***** GIVEN RECORDS
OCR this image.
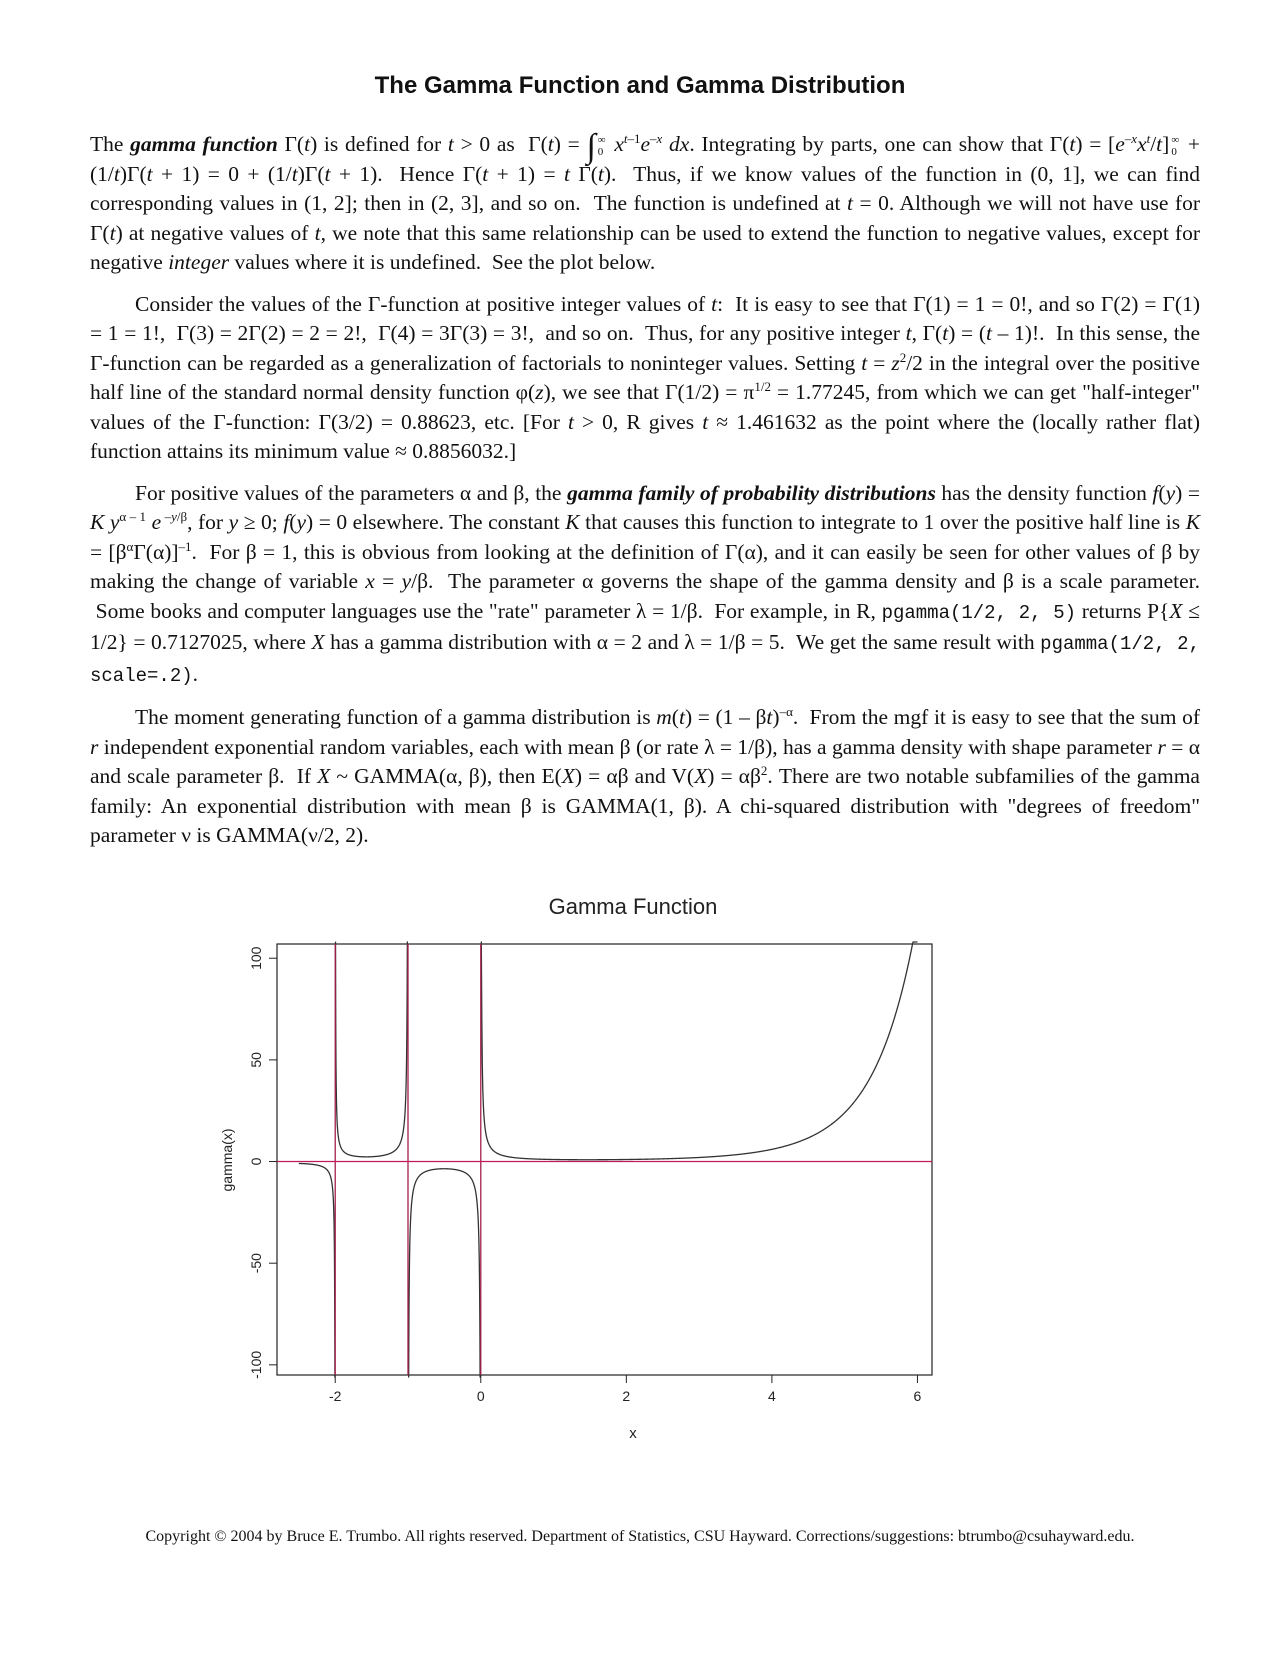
The Gamma Function and Gamma Distribution

The gamma function Γ(t) is defined for t > 0 as  Γ(t) = ∫ ∞
0 $x^{t-1}e^{-x}$ dx. Integrating by parts, one can show that $\Gamma(t) = [e^{-x}x^t/t]$ ∞
0 + (1/t)Γ(t + 1) = 0 + (1/t)Γ(t + 1).  Hence Γ(t + 1) = t Γ(t).  Thus, if we know values of the function in (0, 1], we can find corresponding values in (1, 2]; then in (2, 3], and so on.  The function is undefined at t = 0. Although we will not have use for Γ(t) at negative values of t, we note that this same relationship can be used to extend the function to negative values, except for negative integer values where it is undefined.  See the plot below.

Consider the values of the Γ-function at positive integer values of t:  It is easy to see that Γ(1) = 1 = 0!, and so Γ(2) = Γ(1) = 1 = 1!,  Γ(3) = 2Γ(2) = 2 = 2!,  Γ(4) = 3Γ(3) = 3!,  and so on.  Thus, for any positive integer t, Γ(t) = (t – 1)!.  In this sense, the Γ-function can be regarded as a generalization of factorials to noninteger values. Setting $t = z^2/2$ in the integral over the positive half line of the standard normal density function φ(z), we see that $\Gamma(1/2) = \pi^{1/2} = 1.77245$, from which we can get "half-integer" values of the Γ-function: Γ(3/2) = 0.88623, etc. [For t > 0, R gives t ≈ 1.461632 as the point where the (locally rather flat) function attains its minimum value ≈ 0.8856032.]

For positive values of the parameters α and β, the gamma family of probability distributions has the density function f(y) = K $y^{\alpha - 1}$ e $^{-y/\beta}$, for y ≥ 0; f(y) = 0 elsewhere. The constant K that causes this function to integrate to 1 over the positive half line is $K = [\beta^\alpha\Gamma(\alpha)]^{-1}$.  For β = 1, this is obvious from looking at the definition of Γ(α), and it can easily be seen for other values of β by making the change of variable x = y/β.  The parameter α governs the shape of the gamma density and β is a scale parameter.  Some books and computer languages use the "rate" parameter λ = 1/β.  For example, in R, pgamma(1/2, 2, 5) returns P{X ≤ 1/2} = 0.7127025, where X has a gamma distribution with α = 2 and λ = 1/β = 5.  We get the same result with pgamma(1/2, 2, scale=.2).

The moment generating function of a gamma distribution is m(t) = (1 – βt)$^{-\alpha}$.  From the mgf it is easy to see that the sum of r independent exponential random variables, each with mean β (or rate λ = 1/β), has a gamma density with shape parameter r = α and scale parameter β.  If X ~ GAMMA(α, β), then E(X) = αβ and $V(X) = \alpha\beta^2$. There are two notable subfamilies of the gamma family: An exponential distribution with mean β is GAMMA(1, β). A chi-squared distribution with "degrees of freedom" parameter ν is GAMMA(ν/2, 2).

Gamma Function
x
gamma(x)
-2	0	2	4	6
-100
-50
0
50
100
Copyright © 2004 by Bruce E. Trumbo. All rights reserved. Department of Statistics, CSU Hayward. Corrections/suggestions: btrumbo@csuhayward.edu.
**********
> PROBLEM TO WORK ON
Check every line in the material above for the string "with", then give only the number of lines that have it.

> SOLUTION TO THIS TASK
2